> **DATA SHOWN**:
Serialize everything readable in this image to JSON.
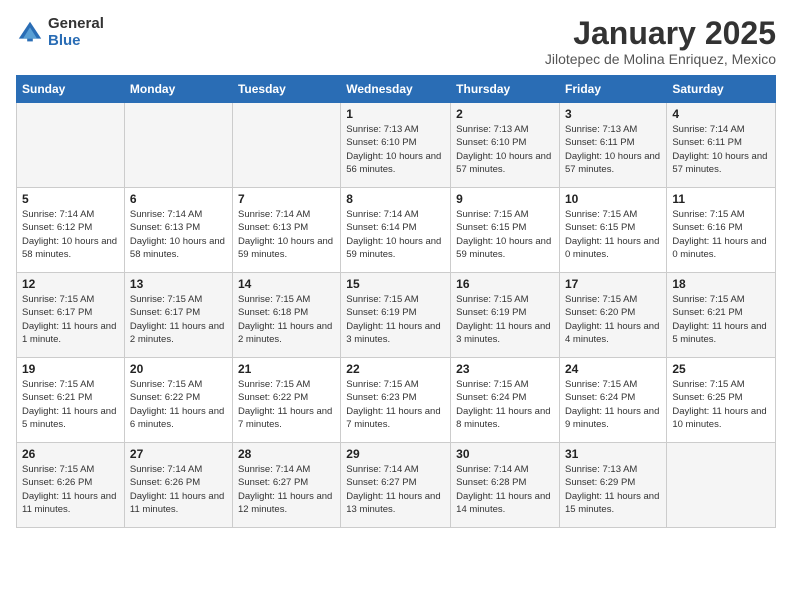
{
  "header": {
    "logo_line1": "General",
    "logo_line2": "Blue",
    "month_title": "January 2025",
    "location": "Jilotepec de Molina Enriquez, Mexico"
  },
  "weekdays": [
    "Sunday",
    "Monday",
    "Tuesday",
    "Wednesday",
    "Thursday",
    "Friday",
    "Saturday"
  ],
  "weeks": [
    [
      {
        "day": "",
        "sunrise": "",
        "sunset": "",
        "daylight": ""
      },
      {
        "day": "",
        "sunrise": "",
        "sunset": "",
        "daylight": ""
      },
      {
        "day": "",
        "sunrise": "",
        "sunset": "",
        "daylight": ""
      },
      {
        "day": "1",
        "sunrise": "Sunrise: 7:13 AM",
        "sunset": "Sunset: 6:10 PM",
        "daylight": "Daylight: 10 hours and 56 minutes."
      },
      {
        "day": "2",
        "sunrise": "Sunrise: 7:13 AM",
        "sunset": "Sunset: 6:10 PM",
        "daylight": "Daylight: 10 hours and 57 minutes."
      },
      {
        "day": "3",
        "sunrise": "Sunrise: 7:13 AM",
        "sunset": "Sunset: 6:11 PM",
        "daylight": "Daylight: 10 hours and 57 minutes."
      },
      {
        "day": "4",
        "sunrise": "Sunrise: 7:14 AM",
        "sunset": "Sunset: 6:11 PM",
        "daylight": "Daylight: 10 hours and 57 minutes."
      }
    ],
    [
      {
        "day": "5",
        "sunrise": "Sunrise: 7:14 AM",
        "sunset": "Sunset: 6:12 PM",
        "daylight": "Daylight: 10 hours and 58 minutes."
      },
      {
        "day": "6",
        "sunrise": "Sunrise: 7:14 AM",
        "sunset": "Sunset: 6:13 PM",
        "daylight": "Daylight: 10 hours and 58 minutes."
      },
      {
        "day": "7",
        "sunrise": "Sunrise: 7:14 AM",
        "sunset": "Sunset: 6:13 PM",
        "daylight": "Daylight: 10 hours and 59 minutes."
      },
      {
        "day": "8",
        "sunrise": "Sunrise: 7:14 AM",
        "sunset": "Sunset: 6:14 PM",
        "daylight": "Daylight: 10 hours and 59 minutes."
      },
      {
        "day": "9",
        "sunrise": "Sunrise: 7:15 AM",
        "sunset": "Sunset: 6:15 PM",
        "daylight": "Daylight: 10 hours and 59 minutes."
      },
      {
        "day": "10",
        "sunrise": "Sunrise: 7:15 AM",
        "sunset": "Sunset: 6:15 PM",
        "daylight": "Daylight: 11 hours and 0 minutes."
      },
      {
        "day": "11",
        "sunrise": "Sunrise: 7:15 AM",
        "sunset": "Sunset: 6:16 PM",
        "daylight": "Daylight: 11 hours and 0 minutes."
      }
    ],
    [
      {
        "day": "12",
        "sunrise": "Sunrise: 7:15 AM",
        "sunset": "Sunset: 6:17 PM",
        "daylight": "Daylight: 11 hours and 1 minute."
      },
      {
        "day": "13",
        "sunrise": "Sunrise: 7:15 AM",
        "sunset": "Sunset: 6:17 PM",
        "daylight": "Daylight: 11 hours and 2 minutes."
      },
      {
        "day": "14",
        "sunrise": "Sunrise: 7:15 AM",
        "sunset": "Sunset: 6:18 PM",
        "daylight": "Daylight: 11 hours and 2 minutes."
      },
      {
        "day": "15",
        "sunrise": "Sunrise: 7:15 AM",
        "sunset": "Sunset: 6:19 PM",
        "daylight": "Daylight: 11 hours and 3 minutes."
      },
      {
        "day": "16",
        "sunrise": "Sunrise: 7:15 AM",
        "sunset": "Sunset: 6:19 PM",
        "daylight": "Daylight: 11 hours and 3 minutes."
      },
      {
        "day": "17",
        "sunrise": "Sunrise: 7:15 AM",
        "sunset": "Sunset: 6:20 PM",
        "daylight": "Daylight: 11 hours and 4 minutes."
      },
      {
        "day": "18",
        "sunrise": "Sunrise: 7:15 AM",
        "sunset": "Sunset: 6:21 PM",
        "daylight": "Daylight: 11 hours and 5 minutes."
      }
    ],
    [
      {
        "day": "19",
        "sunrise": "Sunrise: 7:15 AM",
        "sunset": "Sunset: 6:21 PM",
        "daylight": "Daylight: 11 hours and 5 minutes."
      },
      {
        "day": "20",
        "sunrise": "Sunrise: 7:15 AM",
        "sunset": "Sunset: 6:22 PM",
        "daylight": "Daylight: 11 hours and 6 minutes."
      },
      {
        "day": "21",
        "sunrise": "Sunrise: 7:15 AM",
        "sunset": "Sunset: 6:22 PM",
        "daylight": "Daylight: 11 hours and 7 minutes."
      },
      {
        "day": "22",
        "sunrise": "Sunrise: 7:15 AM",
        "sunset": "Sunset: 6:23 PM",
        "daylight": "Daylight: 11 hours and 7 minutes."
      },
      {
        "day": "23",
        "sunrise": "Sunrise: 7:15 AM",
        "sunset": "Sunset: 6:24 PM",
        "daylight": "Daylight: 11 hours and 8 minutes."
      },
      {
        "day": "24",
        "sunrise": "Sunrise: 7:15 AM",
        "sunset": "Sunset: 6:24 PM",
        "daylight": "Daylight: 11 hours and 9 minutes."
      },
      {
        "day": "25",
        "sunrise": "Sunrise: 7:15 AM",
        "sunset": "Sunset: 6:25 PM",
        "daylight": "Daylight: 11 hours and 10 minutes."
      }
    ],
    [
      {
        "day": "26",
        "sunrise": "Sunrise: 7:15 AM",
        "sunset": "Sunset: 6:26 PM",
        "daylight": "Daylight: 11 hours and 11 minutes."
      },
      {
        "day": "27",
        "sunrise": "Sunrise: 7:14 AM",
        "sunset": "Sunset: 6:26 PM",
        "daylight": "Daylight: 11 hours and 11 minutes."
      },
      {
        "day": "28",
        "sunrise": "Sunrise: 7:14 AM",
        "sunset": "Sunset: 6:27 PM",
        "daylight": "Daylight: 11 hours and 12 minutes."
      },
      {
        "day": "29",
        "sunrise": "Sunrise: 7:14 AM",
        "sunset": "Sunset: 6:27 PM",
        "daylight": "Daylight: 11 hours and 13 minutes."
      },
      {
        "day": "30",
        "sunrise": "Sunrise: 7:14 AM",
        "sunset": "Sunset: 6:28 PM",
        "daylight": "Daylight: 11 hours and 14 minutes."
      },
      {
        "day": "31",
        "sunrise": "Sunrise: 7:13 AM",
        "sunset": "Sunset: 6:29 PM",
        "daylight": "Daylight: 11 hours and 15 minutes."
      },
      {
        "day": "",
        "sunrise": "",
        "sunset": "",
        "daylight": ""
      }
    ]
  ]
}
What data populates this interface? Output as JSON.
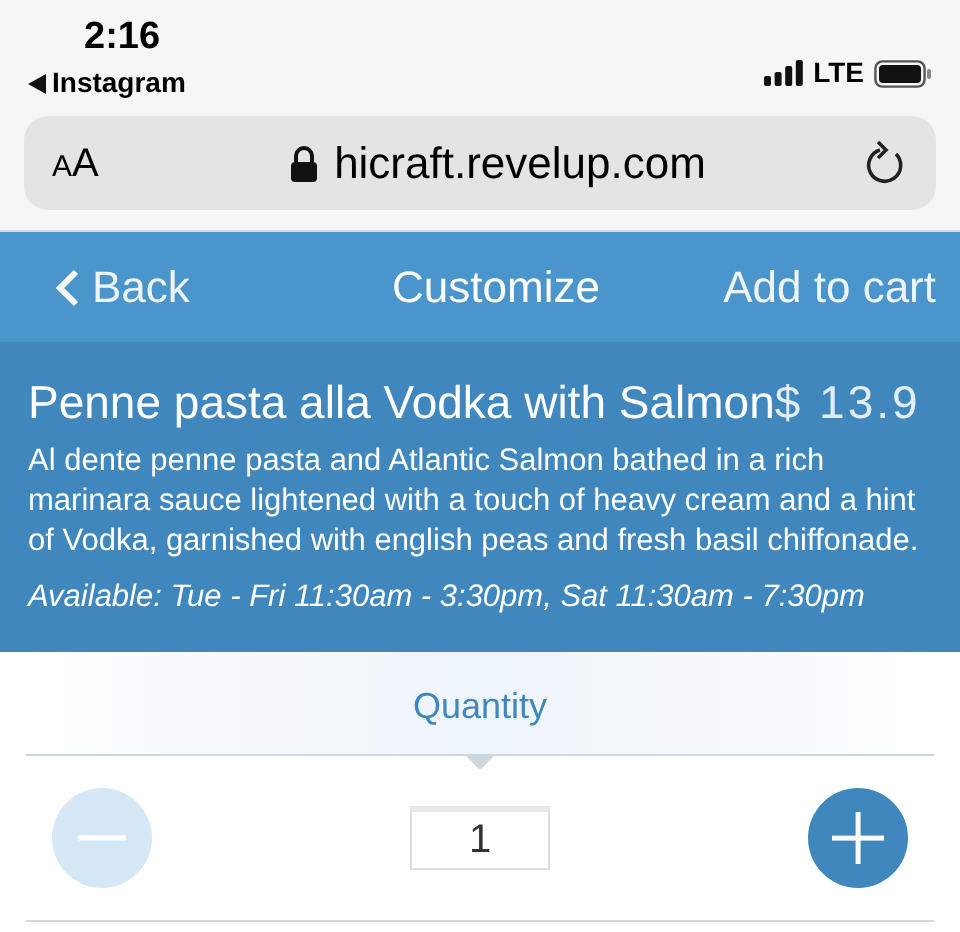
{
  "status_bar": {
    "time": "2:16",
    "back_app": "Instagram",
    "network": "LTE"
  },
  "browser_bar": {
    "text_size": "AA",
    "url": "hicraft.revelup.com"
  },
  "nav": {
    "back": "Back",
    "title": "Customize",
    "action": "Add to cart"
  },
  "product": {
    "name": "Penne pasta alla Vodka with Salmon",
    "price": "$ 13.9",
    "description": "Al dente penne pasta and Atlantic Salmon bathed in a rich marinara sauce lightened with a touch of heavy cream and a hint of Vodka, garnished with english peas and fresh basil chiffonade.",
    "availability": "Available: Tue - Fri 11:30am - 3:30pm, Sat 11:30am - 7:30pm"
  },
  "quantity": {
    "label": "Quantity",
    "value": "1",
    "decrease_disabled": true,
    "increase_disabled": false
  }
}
--
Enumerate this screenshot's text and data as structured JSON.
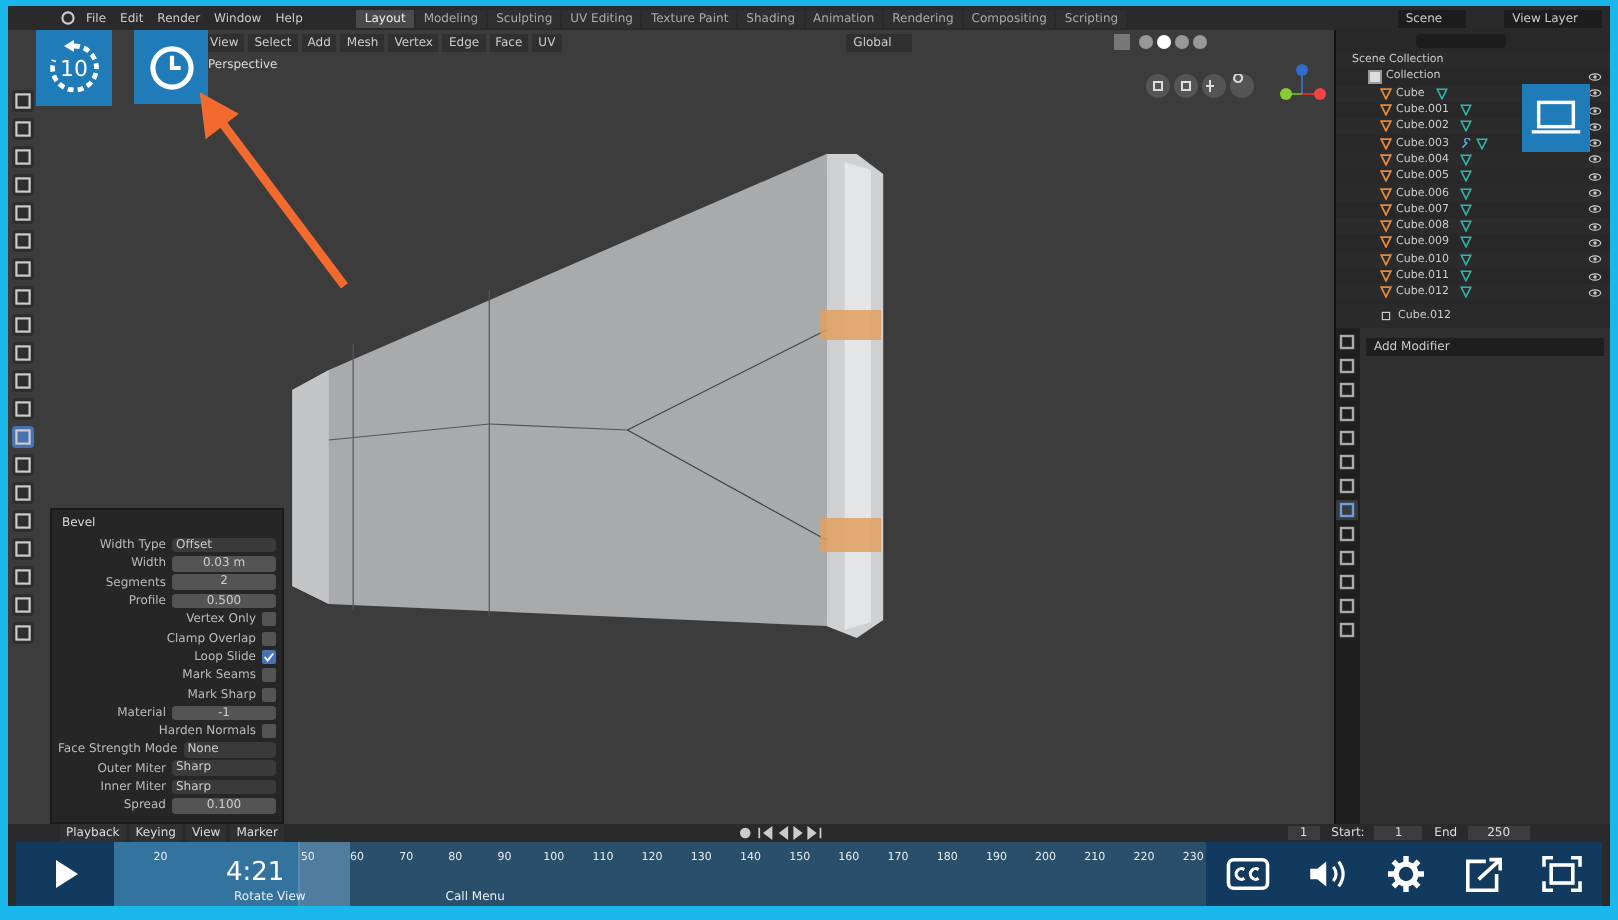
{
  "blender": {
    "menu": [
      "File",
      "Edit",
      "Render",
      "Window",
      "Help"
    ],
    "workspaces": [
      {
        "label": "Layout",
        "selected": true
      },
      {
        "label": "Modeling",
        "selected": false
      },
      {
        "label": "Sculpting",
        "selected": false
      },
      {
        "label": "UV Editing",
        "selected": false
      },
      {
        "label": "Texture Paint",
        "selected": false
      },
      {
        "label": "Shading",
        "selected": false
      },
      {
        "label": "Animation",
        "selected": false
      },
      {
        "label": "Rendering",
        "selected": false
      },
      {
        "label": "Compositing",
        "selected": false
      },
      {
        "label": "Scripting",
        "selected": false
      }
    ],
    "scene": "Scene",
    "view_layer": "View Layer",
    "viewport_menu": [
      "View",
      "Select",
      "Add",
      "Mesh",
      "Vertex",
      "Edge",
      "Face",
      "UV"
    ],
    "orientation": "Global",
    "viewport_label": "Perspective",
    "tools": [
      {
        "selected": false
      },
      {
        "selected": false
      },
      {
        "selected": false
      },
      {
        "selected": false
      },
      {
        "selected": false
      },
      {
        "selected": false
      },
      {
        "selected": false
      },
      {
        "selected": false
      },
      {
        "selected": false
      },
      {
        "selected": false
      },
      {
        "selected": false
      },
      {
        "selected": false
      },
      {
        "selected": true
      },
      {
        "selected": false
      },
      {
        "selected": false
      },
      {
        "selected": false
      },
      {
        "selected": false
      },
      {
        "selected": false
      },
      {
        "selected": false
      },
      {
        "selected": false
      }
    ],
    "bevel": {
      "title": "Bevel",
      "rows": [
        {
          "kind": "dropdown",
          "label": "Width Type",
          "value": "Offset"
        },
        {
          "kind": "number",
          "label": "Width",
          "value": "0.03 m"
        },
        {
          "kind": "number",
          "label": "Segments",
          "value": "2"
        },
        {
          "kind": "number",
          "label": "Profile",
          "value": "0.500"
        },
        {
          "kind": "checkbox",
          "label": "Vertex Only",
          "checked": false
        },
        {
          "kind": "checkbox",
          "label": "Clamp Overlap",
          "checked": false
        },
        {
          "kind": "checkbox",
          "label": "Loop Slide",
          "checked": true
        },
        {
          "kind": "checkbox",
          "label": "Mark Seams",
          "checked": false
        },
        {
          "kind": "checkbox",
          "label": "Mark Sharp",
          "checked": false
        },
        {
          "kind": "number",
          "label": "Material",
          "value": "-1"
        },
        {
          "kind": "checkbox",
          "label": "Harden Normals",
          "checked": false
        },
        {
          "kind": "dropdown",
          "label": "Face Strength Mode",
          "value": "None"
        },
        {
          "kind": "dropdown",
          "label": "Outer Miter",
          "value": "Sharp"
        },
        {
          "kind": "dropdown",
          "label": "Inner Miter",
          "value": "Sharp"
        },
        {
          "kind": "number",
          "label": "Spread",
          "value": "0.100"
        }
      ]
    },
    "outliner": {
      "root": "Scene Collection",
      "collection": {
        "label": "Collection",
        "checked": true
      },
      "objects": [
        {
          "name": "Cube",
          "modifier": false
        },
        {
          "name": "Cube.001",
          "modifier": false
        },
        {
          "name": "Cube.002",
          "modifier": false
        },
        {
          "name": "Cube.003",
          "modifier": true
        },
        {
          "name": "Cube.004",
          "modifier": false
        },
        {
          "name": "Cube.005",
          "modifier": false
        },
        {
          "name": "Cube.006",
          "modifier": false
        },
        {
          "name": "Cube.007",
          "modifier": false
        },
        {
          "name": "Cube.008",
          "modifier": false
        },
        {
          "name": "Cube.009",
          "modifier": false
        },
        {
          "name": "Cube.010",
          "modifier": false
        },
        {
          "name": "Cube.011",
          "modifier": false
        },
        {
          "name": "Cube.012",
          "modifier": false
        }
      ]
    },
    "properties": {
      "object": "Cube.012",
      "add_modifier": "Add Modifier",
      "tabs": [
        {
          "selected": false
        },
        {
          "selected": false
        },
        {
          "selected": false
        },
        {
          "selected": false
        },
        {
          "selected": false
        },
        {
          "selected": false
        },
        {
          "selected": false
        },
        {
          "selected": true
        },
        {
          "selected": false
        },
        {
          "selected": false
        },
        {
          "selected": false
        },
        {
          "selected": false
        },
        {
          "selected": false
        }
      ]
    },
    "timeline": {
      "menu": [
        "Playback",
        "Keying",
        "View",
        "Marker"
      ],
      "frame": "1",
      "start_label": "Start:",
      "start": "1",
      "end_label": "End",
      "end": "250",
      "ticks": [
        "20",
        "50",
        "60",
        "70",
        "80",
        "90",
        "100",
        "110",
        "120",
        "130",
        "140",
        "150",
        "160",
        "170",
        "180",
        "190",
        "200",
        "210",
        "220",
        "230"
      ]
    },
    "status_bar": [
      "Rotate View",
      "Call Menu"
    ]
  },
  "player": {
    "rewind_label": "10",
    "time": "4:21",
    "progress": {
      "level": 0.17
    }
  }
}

> **WRITTEN PROBLEM**: Which lines hold the word "Vodka"? Copy every one of them.

> **EXPECTED ANSWER**:
    "name": "Penne pasta alla Vodka with Salmon",
    "description": "Al dente penne pasta and Atlantic Salmon bathed in a rich marinara sauce lightened with a touch of heavy cream and a hint of Vodka, garnished with english peas and fresh basil chiffonade.",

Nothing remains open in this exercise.